▸ **Written request**: Scan the material that follows. Copy every line containing the word "gancho".

[Stored data]
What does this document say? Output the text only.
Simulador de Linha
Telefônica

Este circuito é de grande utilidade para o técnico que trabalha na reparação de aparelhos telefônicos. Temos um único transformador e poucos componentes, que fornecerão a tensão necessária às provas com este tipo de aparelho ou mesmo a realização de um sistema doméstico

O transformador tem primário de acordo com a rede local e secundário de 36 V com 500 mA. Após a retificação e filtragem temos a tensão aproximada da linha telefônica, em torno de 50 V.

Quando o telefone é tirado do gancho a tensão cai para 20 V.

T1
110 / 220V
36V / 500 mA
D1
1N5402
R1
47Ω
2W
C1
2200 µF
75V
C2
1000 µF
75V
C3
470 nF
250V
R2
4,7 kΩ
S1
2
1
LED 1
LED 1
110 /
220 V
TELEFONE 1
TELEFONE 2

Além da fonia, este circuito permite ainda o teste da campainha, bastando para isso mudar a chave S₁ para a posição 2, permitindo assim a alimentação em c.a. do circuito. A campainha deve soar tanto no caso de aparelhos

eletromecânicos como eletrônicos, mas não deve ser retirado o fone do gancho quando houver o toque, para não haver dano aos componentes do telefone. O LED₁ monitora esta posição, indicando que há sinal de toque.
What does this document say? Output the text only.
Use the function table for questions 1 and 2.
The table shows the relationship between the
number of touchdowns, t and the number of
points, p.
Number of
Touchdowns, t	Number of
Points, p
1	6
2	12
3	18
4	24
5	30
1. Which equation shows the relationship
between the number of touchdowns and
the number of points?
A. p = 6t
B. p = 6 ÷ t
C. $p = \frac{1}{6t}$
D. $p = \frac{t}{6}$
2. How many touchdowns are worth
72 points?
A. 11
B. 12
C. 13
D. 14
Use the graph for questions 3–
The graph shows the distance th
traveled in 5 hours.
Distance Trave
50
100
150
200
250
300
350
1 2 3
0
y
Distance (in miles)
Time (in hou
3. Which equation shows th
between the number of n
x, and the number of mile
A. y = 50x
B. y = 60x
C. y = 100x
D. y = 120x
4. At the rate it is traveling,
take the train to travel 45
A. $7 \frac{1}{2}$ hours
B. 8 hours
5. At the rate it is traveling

▸ **Written response**:
Quando o telefone é tirado do gancho a tensão cai para 20 V.
eletromecânicos como eletrônicos, mas não deve ser retirado o fone do gancho quando houver o toque, para não haver dano aos componentes do telefone. O LED₁ monitora esta posição, indicando que há sinal de toque.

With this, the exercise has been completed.